*Votre consigne*
Répondez aux questions suivantes à partir de l'extrait de page ci-dessous.
(a) Quel article de loi est présenté comme renforçant le caractère répressif de la loi anti-terroriste ?
(b) Quelles deux associations demandent au ministre de la Justice des éclaircissements sur les deux décès ?
(c) Comment les familles des victimes du 16 mai qualifient-elles la demande d'enquête dans leur lettre ouverte ?

======== Extrait de page ========

A tous ces gens-là, nombreux au Maroc, le législateur est venu rappeler que le temps du laxisme est terminé. Il s'y est employé tellement méthodiquement que l'article rappelle, après en avoir solennellement déclaré l'interdiction sous peine de sanction, toutes les formes dont on a vu inciter au crime, récemment, au Maroc : « les discours, les cris, les menaces proférés dans les lieux ou les réunions publics ou par des écrits, des imprimés vendus (dans les librairies désormais fermées), distribués (devant les mosquées notamment) ou mis en vente ou exposés dans les lieux ou réunions publics, soit par des affiches exposées au regard du public par les différents moyens d'information audiovisuels et électroniques ».

A bon entendeur, salut ! Mais...Car il y a un « mais ». La notion d'acte de terrorisme étant prises au sens large par la loi, une manifestation qui dégénère en violence, pour reprendre un exemple déjà vu, peut être constitutive d'acte de terrorisme. Quiconque s'amuserait à défendre, dans ce cas-là, les manifestants, pourrait être valablement poursuivi en justice pour apologie du terrorisme.

Sous cet aspect, l'article 218-2 vient renforcer le caractère répressif de la loi anti-terroriste et intimider l'opinion, voir les professionnels du droit et des sciences sociales dans l'exercice de leur métier. On peut, en effet, déjà consigner au moins deux comportements à mettre sur le compte de cet article :

1-Deux présumés terroristes du courant salafite jihadite, Mohamed Bounit et Abdelhak, surnommé « Moul Sebbat », décèdent dans des conditions suspectes lors de l'enquête sur les attentats du 16 mai. Ces deux incidents conduisent l'Association Marocaine des droits de l'Homme (AMDH) et l'Organisation Marocaine des Droits de l'Homme (OMDH) à demander au ministre de la Justice des éclaircissements sur les conditions de ces deux décès. La chose est on ne peut plus normale. C'est en pareil cas que les associations des droits de l'homme sont utiles. Les deux individus décédés avaient beau incarner le crime au degré de gravité le plus élevé, s'il revient à la justice de les juger et de les faire exécuter, le cas échéant , personne n'a le droit de les lyncher.

Les familles des victimes du 16 mai, dont tout un chacun comprend la douleur quand il ne la partage pas, ne l'entendent pas de cette oreille .Elle adressent aux deux associations une lettre ouverte dans laquelle elles considèrent la demande de cette enquête comme une insulte à la mémoire des victimes. Les terroristes n'ont pas leur place parmi nous, pas plus que ceux qui oeuvrent à troubler l'esprit de l'opinion publique, lit-on dans cette lettre22(*)

Les deux associations répondent par un communiqué dans lequel elles expliquent leur travail, compatissent avec les auteurs de la lettre ouverte et demandent à les rencontrer. Mais ces familles vont plutôt poursuivre en justice l'AMDH et l'OMDH, pas n'importe comment, dans le cadre de la loi anti-terroriste ; elles leur reprocheront d'avoir demandé des enquêtes sur les deux décès en question, ce qui, à leur avis, pourrait être interprété comme un encouragement au terrorisme.

======== Segment de données ========

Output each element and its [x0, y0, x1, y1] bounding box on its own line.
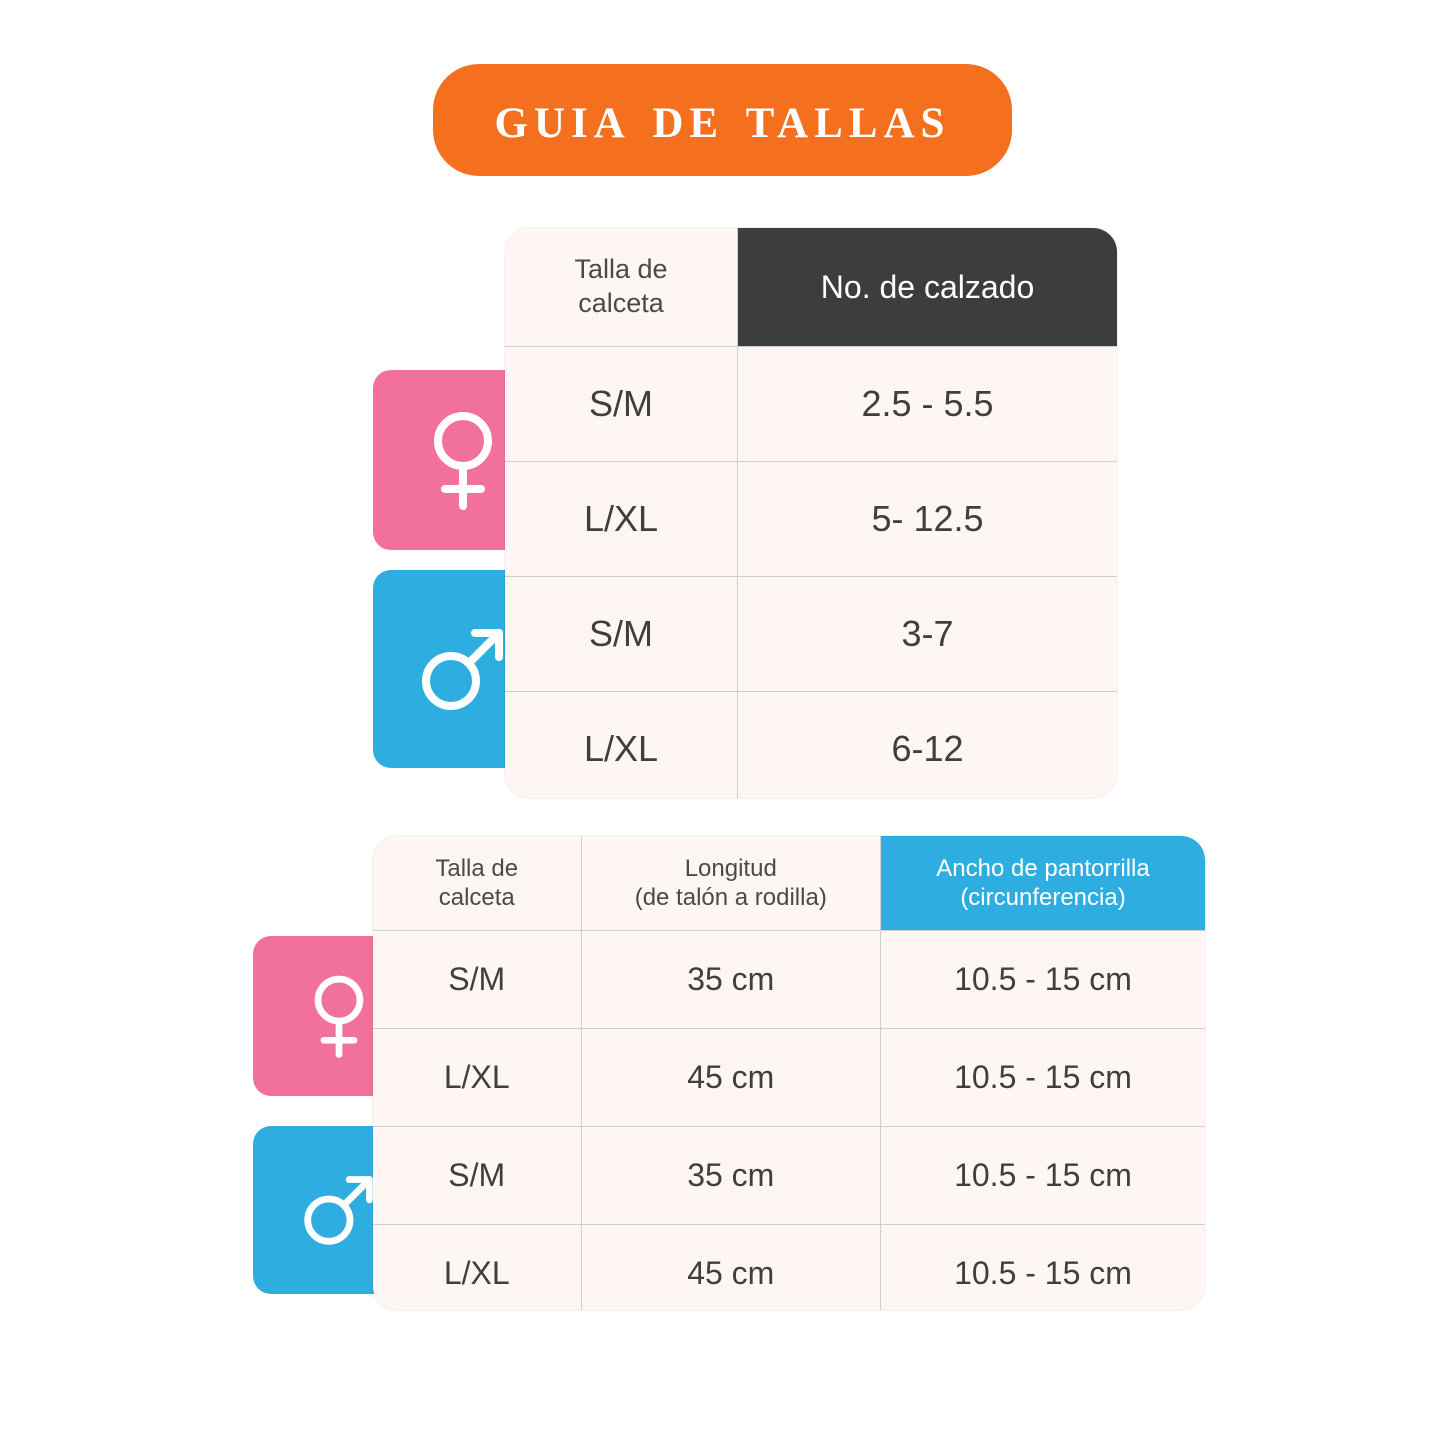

========

*Réponse rédigée*
(a) L'article 218-2.
(b) L'Association Marocaine des droits de l'Homme (AMDH) et l'Organisation Marocaine des Droits de l'Homme (OMDH).
(c) Comme une insulte à la mémoire des victimes.